══ GIVEN RECORDS ══
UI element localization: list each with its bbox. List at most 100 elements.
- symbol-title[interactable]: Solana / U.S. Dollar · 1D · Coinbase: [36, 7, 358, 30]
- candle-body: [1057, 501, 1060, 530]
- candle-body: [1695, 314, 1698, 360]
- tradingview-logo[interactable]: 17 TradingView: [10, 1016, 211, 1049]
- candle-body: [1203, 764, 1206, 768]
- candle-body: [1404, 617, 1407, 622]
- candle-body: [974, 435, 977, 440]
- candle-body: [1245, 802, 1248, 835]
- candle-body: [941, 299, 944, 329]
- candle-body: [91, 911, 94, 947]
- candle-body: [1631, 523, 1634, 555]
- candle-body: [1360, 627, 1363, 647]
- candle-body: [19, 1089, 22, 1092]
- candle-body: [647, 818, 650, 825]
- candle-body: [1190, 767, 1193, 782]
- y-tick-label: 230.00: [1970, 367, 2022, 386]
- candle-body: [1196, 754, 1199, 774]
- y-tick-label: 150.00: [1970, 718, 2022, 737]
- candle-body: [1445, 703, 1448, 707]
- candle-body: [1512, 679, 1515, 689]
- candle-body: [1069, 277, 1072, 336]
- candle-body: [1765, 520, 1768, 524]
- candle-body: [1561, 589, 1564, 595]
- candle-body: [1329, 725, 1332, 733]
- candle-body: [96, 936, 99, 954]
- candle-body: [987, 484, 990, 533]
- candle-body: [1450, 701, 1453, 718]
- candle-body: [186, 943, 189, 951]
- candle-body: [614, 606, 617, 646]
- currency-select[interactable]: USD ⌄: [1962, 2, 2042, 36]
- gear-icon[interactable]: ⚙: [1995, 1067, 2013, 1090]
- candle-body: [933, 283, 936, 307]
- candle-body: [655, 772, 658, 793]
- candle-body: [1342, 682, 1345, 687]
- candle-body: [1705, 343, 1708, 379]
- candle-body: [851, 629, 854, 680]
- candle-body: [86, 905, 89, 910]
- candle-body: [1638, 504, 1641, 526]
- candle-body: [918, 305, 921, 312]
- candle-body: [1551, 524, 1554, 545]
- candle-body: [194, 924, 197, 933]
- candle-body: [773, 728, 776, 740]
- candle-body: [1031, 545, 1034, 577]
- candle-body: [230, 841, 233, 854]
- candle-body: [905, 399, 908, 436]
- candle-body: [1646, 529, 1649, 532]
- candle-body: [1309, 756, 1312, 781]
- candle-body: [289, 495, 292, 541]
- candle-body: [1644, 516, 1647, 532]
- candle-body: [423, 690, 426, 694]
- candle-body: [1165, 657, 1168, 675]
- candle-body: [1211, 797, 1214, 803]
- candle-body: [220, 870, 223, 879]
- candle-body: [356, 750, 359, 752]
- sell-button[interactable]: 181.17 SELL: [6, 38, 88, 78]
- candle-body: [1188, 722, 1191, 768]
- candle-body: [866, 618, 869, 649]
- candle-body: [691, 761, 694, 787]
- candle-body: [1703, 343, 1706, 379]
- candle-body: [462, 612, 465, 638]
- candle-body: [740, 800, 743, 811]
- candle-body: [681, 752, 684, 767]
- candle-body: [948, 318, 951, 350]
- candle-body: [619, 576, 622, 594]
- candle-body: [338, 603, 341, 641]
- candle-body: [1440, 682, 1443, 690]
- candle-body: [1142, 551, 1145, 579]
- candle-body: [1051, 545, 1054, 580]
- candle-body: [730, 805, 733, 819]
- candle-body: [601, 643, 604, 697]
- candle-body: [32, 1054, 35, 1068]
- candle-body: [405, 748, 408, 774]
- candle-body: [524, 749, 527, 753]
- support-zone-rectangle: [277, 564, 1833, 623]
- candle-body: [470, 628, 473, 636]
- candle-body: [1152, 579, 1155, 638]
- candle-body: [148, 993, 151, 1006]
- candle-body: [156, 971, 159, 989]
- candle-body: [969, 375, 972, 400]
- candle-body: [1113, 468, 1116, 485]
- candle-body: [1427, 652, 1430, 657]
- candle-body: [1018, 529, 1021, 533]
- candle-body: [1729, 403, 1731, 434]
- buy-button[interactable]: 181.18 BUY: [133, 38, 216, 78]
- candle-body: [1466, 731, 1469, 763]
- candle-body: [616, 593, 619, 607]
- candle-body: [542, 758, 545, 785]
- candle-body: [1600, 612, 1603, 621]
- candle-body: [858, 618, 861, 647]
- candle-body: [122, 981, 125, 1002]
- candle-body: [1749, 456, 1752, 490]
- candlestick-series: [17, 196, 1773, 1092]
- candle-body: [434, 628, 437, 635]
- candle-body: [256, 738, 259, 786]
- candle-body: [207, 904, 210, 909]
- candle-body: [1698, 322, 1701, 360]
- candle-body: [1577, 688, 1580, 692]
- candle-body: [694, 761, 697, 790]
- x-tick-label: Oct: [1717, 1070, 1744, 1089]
═══
▶ WRITTEN INSTRUCTION
Write out every one of the items above, reproducing each line without any changes.

▶ RESULT FOR THIS TASK
UI element localization: list each with its bbox. List at most 100 elements.
- symbol-title[interactable]: Solana / U.S. Dollar · 1D · Coinbase: [36, 7, 358, 30]
- candle-body: [1057, 501, 1060, 530]
- candle-body: [1695, 314, 1698, 360]
- tradingview-logo[interactable]: 17 TradingView: [10, 1016, 211, 1049]
- candle-body: [1203, 764, 1206, 768]
- candle-body: [1404, 617, 1407, 622]
- candle-body: [974, 435, 977, 440]
- candle-body: [1245, 802, 1248, 835]
- candle-body: [941, 299, 944, 329]
- candle-body: [91, 911, 94, 947]
- candle-body: [1631, 523, 1634, 555]
- candle-body: [1360, 627, 1363, 647]
- candle-body: [19, 1089, 22, 1092]
- candle-body: [647, 818, 650, 825]
- candle-body: [1190, 767, 1193, 782]
- y-tick-label: 230.00: [1970, 367, 2022, 386]
- candle-body: [1196, 754, 1199, 774]
- y-tick-label: 150.00: [1970, 718, 2022, 737]
- candle-body: [1445, 703, 1448, 707]
- candle-body: [1512, 679, 1515, 689]
- candle-body: [1069, 277, 1072, 336]
- candle-body: [1765, 520, 1768, 524]
- candle-body: [1561, 589, 1564, 595]
- candle-body: [1329, 725, 1332, 733]
- candle-body: [96, 936, 99, 954]
- candle-body: [987, 484, 990, 533]
- candle-body: [1450, 701, 1453, 718]
- candle-body: [186, 943, 189, 951]
- candle-body: [614, 606, 617, 646]
- currency-select[interactable]: USD ⌄: [1962, 2, 2042, 36]
- gear-icon[interactable]: ⚙: [1995, 1067, 2013, 1090]
- candle-body: [933, 283, 936, 307]
- candle-body: [655, 772, 658, 793]
- candle-body: [1342, 682, 1345, 687]
- candle-body: [1705, 343, 1708, 379]
- candle-body: [851, 629, 854, 680]
- candle-body: [86, 905, 89, 910]
- candle-body: [1638, 504, 1641, 526]
- candle-body: [918, 305, 921, 312]
- candle-body: [1551, 524, 1554, 545]
- candle-body: [194, 924, 197, 933]
- candle-body: [773, 728, 776, 740]
- candle-body: [1031, 545, 1034, 577]
- candle-body: [230, 841, 233, 854]
- candle-body: [905, 399, 908, 436]
- candle-body: [1646, 529, 1649, 532]
- candle-body: [1309, 756, 1312, 781]
- candle-body: [289, 495, 292, 541]
- candle-body: [1644, 516, 1647, 532]
- candle-body: [423, 690, 426, 694]
- candle-body: [1165, 657, 1168, 675]
- candle-body: [1211, 797, 1214, 803]
- candle-body: [220, 870, 223, 879]
- candle-body: [356, 750, 359, 752]
- sell-button[interactable]: 181.17 SELL: [6, 38, 88, 78]
- candle-body: [1188, 722, 1191, 768]
- candle-body: [866, 618, 869, 649]
- candle-body: [691, 761, 694, 787]
- candle-body: [1703, 343, 1706, 379]
- candle-body: [462, 612, 465, 638]
- candle-body: [740, 800, 743, 811]
- candle-body: [681, 752, 684, 767]
- candle-body: [948, 318, 951, 350]
- candle-body: [619, 576, 622, 594]
- candle-body: [338, 603, 341, 641]
- candle-body: [1440, 682, 1443, 690]
- candle-body: [1142, 551, 1145, 579]
- candle-body: [1051, 545, 1054, 580]
- candle-body: [730, 805, 733, 819]
- candle-body: [601, 643, 604, 697]
- candle-body: [32, 1054, 35, 1068]
- candle-body: [405, 748, 408, 774]
- candle-body: [524, 749, 527, 753]
- support-zone-rectangle: [277, 564, 1833, 623]
- candle-body: [470, 628, 473, 636]
- candle-body: [1152, 579, 1155, 638]
- candle-body: [148, 993, 151, 1006]
- candle-body: [156, 971, 159, 989]
- candle-body: [969, 375, 972, 400]
- candle-body: [1113, 468, 1116, 485]
- candle-body: [1427, 652, 1430, 657]
- candle-body: [1018, 529, 1021, 533]
- candle-body: [1729, 403, 1731, 434]
- buy-button[interactable]: 181.18 BUY: [133, 38, 216, 78]
- candle-body: [1466, 731, 1469, 763]
- candle-body: [616, 593, 619, 607]
- candle-body: [542, 758, 545, 785]
- candle-body: [1600, 612, 1603, 621]
- candle-body: [858, 618, 861, 647]
- candle-body: [122, 981, 125, 1002]
- candle-body: [1749, 456, 1752, 490]
- candlestick-series: [17, 196, 1773, 1092]
- candle-body: [434, 628, 437, 635]
- candle-body: [256, 738, 259, 786]
- candle-body: [207, 904, 210, 909]
- candle-body: [1698, 322, 1701, 360]
- candle-body: [1577, 688, 1580, 692]
- candle-body: [694, 761, 697, 790]
- x-tick-label: Oct: [1717, 1070, 1744, 1089]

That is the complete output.